What is needed =>
Scan the entries below. List each line with "name".
== Data shown
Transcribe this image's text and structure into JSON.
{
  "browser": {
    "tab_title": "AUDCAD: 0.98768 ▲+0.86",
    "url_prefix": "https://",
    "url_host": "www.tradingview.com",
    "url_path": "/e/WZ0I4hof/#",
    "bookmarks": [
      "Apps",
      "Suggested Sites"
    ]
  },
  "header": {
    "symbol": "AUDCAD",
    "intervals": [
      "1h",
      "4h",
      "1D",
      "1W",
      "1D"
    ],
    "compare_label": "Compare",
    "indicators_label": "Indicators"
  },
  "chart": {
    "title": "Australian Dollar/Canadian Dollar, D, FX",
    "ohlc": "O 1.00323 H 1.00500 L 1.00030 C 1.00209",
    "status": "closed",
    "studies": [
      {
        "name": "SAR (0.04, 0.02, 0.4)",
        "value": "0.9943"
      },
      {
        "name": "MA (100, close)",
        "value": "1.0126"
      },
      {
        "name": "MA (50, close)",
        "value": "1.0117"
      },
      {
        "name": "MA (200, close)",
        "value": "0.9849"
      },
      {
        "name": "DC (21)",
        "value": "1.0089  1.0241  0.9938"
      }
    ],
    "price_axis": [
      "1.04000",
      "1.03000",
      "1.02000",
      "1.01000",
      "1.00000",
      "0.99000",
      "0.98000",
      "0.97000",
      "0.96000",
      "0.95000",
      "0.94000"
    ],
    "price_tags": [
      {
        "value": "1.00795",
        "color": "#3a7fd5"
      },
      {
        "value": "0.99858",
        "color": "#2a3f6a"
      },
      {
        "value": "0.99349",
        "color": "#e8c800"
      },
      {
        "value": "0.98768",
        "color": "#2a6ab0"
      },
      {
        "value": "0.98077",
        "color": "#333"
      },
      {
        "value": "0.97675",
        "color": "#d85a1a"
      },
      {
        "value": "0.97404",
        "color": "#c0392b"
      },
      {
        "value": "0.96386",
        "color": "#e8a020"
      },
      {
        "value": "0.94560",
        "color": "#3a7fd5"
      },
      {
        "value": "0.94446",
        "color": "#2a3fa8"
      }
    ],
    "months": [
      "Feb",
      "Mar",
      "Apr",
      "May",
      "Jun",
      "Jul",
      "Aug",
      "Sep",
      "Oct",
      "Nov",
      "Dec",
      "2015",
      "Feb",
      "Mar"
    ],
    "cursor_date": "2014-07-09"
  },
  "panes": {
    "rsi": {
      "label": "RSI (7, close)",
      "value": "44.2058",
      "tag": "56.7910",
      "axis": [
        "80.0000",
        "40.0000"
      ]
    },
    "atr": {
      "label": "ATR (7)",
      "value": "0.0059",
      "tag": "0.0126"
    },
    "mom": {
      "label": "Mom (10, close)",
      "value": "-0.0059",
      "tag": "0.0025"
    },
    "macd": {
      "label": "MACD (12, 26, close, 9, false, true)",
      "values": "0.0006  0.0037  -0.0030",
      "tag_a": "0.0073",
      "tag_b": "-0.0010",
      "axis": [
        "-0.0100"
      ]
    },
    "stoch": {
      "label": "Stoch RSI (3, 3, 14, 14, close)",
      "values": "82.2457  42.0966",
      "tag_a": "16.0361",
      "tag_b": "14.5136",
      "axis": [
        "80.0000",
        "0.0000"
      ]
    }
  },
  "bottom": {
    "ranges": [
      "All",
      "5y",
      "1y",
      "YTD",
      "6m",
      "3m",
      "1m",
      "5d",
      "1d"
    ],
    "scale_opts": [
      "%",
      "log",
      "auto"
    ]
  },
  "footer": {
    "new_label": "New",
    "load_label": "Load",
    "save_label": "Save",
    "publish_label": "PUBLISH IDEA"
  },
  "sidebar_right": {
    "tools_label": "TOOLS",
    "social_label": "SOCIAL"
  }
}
====
Answer below =>
        "name": "SAR (0.04, 0.02, 0.4)",
        "name": "MA (100, close)",
        "name": "MA (50, close)",
        "name": "MA (200, close)",
        "name": "DC (21)",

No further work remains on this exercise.